# EXERCISE
Report how many lines in the items below contain the string "table". Give only the number.

[Stored records]
----

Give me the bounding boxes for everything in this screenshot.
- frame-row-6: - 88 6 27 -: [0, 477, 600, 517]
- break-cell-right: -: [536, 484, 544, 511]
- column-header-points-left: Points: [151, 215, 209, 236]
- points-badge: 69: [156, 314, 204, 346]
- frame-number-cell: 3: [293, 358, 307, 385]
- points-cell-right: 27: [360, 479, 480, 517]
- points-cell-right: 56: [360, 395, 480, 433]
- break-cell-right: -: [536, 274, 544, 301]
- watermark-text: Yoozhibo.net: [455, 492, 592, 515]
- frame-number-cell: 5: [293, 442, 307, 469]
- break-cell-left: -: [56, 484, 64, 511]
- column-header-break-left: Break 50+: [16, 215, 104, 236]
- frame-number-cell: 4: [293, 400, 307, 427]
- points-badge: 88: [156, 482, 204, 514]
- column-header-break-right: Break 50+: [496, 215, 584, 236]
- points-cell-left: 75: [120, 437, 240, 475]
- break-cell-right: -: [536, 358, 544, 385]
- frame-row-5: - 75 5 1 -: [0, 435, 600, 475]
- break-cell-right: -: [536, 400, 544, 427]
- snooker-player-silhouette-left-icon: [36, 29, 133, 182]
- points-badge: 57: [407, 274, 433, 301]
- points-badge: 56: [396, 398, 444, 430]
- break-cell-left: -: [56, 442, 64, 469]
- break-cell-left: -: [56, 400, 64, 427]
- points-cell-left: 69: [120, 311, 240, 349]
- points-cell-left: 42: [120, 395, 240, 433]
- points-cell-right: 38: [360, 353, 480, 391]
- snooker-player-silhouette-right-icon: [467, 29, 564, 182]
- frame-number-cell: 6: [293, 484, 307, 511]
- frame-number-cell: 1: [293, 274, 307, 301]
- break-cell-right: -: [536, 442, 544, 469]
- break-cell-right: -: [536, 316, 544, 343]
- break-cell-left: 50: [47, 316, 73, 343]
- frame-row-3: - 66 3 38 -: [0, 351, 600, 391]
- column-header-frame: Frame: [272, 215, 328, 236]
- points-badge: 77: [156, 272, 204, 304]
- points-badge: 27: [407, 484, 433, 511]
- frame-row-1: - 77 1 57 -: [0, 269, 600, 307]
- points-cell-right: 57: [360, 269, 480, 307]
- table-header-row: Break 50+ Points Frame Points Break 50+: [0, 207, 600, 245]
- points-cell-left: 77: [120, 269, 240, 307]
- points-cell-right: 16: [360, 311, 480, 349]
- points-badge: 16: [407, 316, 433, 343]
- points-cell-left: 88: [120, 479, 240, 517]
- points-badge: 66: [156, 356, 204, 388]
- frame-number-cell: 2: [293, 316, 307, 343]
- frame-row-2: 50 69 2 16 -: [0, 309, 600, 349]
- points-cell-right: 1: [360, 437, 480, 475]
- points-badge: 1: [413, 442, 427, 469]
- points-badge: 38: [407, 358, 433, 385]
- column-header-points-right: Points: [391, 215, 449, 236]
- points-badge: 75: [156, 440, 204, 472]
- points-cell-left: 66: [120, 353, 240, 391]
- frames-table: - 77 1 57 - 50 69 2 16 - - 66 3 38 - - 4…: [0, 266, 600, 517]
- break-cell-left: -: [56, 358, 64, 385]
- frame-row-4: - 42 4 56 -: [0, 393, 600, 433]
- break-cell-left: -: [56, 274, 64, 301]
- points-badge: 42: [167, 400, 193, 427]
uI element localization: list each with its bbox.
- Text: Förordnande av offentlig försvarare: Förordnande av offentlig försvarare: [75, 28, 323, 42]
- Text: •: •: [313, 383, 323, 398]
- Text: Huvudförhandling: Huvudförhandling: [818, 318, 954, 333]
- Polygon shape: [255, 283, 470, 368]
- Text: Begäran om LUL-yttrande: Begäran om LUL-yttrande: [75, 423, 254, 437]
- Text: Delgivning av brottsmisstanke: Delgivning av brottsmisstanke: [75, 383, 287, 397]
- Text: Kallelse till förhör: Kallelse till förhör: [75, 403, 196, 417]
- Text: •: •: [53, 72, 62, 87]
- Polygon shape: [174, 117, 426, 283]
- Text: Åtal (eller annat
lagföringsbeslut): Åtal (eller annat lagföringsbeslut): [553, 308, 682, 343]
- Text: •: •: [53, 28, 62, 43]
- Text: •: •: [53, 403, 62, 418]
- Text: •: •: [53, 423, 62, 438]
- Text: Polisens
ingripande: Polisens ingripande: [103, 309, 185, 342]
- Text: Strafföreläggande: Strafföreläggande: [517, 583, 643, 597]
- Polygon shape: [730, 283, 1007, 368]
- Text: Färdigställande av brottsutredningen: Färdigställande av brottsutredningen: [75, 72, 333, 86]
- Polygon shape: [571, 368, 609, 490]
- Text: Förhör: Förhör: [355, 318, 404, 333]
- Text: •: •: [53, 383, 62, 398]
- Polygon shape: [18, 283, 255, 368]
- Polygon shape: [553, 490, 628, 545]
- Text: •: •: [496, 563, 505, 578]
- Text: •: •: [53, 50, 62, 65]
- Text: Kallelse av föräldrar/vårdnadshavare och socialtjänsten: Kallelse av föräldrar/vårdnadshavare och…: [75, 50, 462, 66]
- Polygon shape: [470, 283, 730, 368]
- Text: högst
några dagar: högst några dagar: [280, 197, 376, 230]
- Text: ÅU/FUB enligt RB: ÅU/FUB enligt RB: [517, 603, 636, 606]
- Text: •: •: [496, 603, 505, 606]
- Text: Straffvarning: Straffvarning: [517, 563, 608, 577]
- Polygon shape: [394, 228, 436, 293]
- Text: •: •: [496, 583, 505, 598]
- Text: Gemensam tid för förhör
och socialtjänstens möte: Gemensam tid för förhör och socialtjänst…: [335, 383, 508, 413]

----

# EXERCISE RESULT
2